What this task involves | Transcribe the lines of the records starting with the one that has "Extract the structured" in it and ending with the last, and transcribe nothing else.

============

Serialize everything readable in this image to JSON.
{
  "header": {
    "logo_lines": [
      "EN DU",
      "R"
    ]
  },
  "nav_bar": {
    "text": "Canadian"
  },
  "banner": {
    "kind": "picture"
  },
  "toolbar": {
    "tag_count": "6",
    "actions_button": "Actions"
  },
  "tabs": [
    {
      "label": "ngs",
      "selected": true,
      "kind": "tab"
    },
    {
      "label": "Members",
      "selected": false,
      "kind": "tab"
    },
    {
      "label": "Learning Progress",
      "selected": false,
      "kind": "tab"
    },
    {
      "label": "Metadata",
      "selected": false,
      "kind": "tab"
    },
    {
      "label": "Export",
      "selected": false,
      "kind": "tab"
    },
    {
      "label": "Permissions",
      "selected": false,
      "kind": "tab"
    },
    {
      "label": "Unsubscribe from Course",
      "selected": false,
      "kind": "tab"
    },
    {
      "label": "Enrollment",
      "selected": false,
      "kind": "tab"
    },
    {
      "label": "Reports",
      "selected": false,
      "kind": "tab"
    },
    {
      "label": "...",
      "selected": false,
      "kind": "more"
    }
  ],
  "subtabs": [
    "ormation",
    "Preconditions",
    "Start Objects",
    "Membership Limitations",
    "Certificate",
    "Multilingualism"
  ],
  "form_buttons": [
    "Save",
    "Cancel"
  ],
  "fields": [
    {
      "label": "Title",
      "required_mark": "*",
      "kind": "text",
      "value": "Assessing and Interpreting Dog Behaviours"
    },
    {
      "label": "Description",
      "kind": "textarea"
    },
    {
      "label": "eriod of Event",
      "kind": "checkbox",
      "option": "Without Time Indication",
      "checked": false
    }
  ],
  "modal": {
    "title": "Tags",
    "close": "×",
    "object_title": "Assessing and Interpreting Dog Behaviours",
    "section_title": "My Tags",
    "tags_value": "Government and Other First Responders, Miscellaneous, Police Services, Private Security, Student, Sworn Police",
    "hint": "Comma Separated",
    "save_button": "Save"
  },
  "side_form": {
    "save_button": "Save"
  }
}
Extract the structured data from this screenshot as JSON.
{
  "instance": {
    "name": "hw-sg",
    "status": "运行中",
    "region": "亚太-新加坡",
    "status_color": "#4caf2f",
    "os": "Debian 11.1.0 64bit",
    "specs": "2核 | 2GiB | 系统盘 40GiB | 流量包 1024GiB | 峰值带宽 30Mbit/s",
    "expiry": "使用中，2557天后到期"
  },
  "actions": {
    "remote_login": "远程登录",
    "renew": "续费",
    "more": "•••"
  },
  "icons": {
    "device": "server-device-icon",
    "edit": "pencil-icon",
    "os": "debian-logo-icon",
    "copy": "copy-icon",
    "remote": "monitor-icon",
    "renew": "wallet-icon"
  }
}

============

Exercise output |
Extract the structured data from this screenshot as JSON.
{
  "instance": {
    "name": "hw-sg",
    "status": "运行中",
    "region": "亚太-新加坡",
    "status_color": "#4caf2f",
    "os": "Debian 11.1.0 64bit",
    "specs": "2核 | 2GiB | 系统盘 40GiB | 流量包 1024GiB | 峰值带宽 30Mbit/s",
    "expiry": "使用中，2557天后到期"
  },
  "actions": {
    "remote_login": "远程登录",
    "renew": "续费",
    "more": "•••"
  },
  "icons": {
    "device": "server-device-icon",
    "edit": "pencil-icon",
    "os": "debian-logo-icon",
    "copy": "copy-icon",
    "remote": "monitor-icon",
    "renew": "wallet-icon"
  }
}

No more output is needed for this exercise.